■ ENTRIES SHOWN ■
══════

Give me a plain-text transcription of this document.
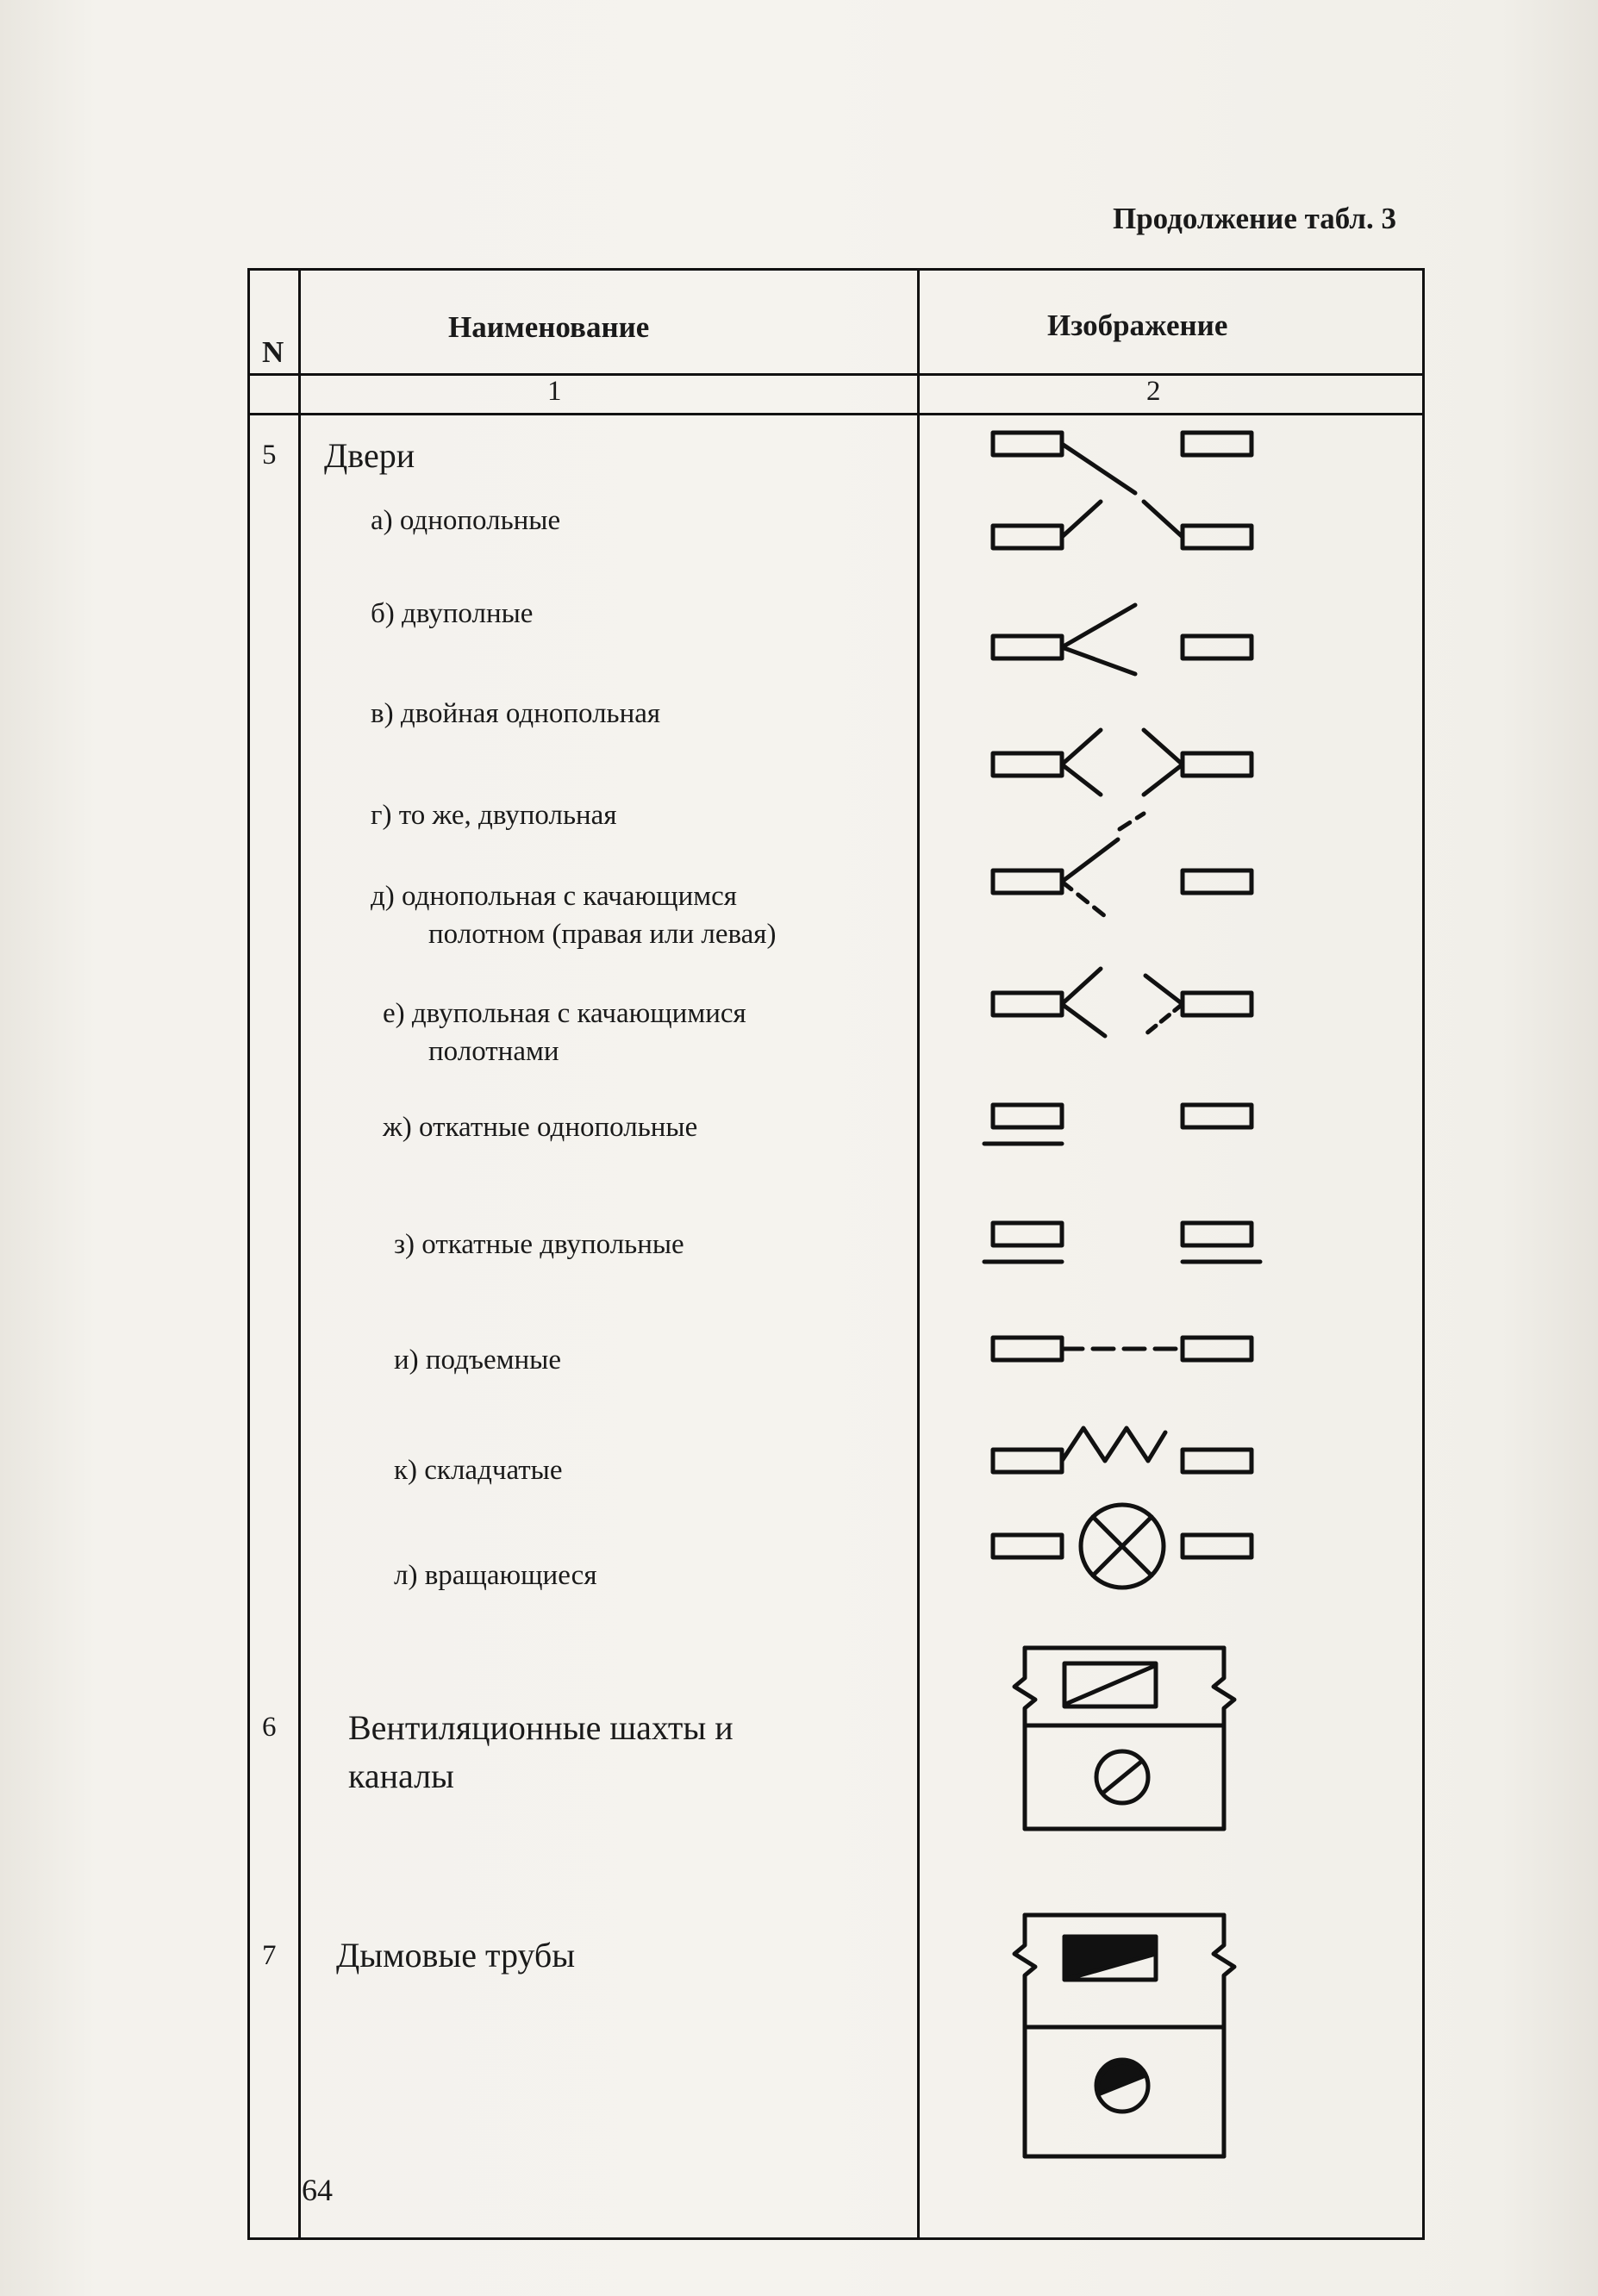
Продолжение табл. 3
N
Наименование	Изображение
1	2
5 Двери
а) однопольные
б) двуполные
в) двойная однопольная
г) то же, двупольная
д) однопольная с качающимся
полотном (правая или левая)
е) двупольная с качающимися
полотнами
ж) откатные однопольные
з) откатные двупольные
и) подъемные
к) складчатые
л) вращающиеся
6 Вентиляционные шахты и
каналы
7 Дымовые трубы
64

══════

Omit any images, then output the listing exactly.

■ TASK SOLUTION ■
Give me a plain-text transcription of this document.
Продолжение табл. 3
N
Наименование	Изображение
1	2
5 Двери
а) однопольные
б) двуполные
в) двойная однопольная
г) то же, двупольная
д) однопольная с качающимся
полотном (правая или левая)
е) двупольная с качающимися
полотнами
ж) откатные однопольные
з) откатные двупольные
и) подъемные
к) складчатые
л) вращающиеся
6 Вентиляционные шахты и
каналы
7 Дымовые трубы
64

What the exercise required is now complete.